Stored entries:
================

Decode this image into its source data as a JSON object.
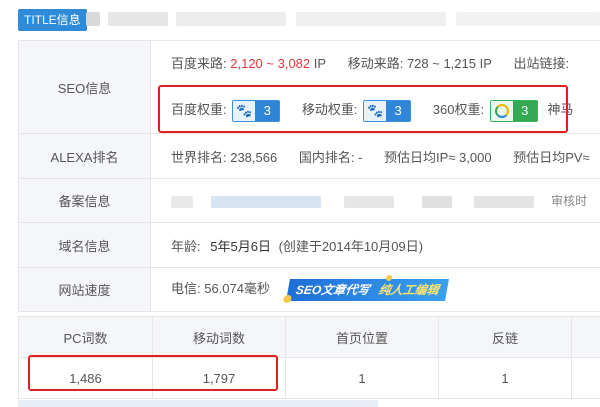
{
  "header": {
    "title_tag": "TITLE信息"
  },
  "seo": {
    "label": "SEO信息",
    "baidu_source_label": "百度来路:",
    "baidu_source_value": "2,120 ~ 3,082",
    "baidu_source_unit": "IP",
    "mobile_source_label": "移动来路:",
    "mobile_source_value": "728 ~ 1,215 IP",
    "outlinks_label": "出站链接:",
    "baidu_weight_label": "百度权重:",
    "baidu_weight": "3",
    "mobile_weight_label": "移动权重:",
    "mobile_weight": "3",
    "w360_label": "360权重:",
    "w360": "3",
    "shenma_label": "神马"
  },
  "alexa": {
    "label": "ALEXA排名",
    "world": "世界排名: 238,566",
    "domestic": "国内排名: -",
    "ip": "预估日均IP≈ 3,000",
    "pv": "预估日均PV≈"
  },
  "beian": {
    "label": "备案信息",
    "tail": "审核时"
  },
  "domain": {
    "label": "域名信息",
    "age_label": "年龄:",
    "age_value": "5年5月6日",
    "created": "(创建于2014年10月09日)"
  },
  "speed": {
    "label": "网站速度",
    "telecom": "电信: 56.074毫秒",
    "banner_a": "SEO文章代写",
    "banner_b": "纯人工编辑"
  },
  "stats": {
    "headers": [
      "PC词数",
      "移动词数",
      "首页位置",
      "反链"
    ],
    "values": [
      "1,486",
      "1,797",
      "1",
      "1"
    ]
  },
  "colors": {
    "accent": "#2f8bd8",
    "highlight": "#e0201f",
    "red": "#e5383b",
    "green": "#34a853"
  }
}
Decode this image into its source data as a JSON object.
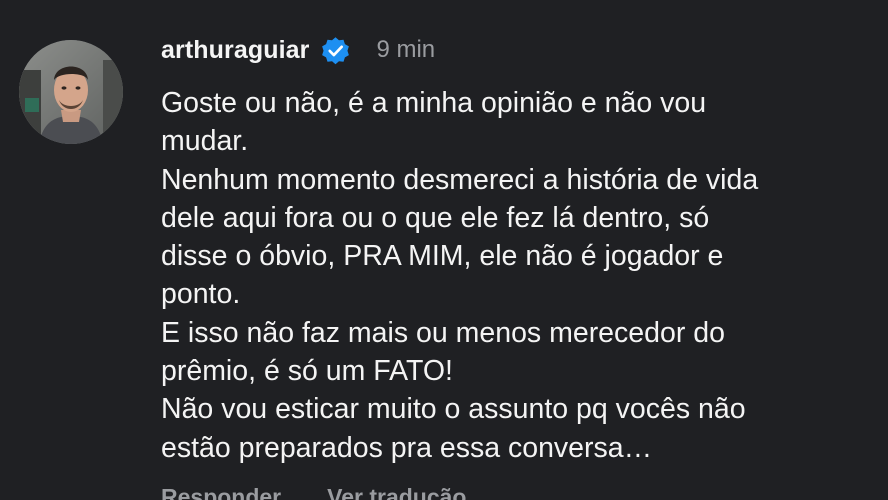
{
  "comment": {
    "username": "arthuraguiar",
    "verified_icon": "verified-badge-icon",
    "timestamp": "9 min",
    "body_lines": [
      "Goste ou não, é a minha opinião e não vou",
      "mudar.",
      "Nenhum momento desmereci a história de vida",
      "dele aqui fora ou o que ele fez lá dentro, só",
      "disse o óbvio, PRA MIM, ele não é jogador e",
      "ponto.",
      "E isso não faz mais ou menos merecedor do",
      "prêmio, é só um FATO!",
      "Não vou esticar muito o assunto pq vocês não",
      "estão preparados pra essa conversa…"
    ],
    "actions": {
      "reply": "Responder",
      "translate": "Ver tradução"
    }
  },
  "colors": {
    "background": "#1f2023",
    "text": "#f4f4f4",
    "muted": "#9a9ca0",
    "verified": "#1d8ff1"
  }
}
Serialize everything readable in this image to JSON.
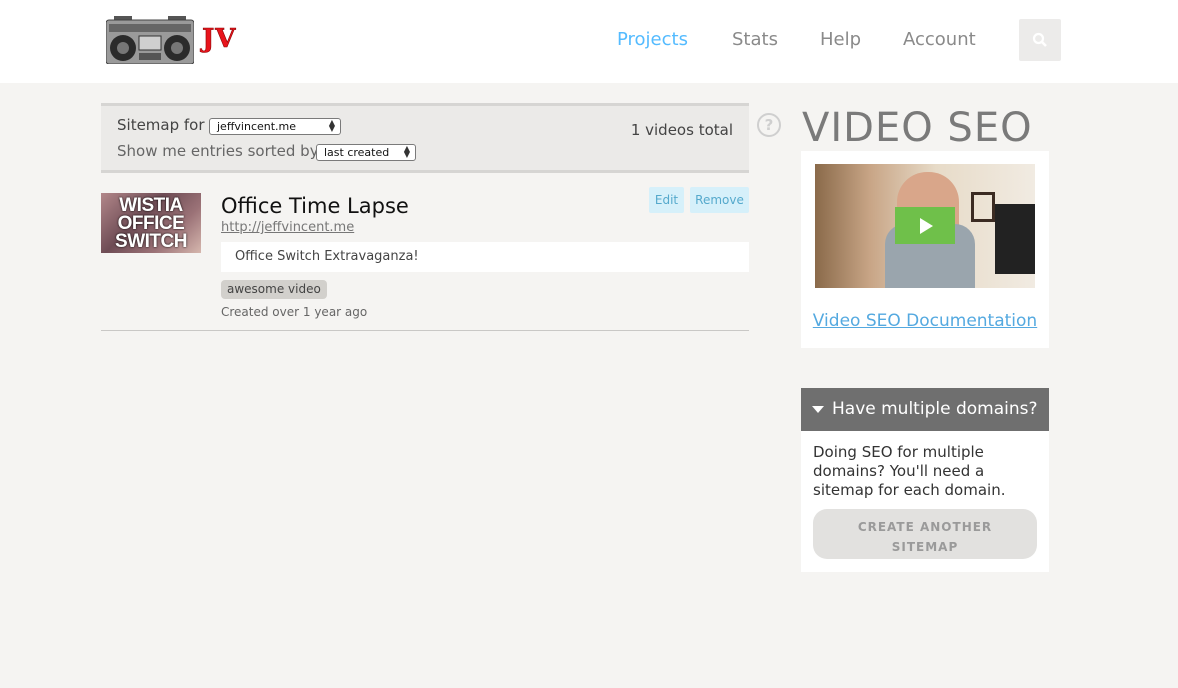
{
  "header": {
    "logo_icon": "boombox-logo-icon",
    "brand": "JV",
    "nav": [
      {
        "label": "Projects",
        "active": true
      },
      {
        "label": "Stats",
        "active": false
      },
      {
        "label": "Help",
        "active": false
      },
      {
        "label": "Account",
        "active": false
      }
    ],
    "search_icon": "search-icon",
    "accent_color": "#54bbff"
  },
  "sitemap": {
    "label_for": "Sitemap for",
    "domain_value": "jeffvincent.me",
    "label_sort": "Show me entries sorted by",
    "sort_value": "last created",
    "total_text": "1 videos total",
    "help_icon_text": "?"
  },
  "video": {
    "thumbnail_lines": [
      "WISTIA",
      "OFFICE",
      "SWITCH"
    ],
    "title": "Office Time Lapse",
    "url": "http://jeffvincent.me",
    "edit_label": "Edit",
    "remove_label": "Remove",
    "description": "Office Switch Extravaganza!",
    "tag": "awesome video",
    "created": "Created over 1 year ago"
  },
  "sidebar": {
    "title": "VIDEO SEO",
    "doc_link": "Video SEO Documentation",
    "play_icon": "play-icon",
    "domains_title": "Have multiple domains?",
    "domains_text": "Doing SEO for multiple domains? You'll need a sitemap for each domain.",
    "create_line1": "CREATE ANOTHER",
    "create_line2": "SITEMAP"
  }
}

================

Task objective:
Every line from the one containing "Serialize everything readable" through the end of the listing is to be copied exactly; the pictures are not.

Task solution:
Serialize everything readable in this image to JSON.
{
  "header": {
    "logo_icon": "boombox-logo-icon",
    "brand": "JV",
    "nav": [
      {
        "label": "Projects",
        "active": true
      },
      {
        "label": "Stats",
        "active": false
      },
      {
        "label": "Help",
        "active": false
      },
      {
        "label": "Account",
        "active": false
      }
    ],
    "search_icon": "search-icon",
    "accent_color": "#54bbff"
  },
  "sitemap": {
    "label_for": "Sitemap for",
    "domain_value": "jeffvincent.me",
    "label_sort": "Show me entries sorted by",
    "sort_value": "last created",
    "total_text": "1 videos total",
    "help_icon_text": "?"
  },
  "video": {
    "thumbnail_lines": [
      "WISTIA",
      "OFFICE",
      "SWITCH"
    ],
    "title": "Office Time Lapse",
    "url": "http://jeffvincent.me",
    "edit_label": "Edit",
    "remove_label": "Remove",
    "description": "Office Switch Extravaganza!",
    "tag": "awesome video",
    "created": "Created over 1 year ago"
  },
  "sidebar": {
    "title": "VIDEO SEO",
    "doc_link": "Video SEO Documentation",
    "play_icon": "play-icon",
    "domains_title": "Have multiple domains?",
    "domains_text": "Doing SEO for multiple domains? You'll need a sitemap for each domain.",
    "create_line1": "CREATE ANOTHER",
    "create_line2": "SITEMAP"
  }
}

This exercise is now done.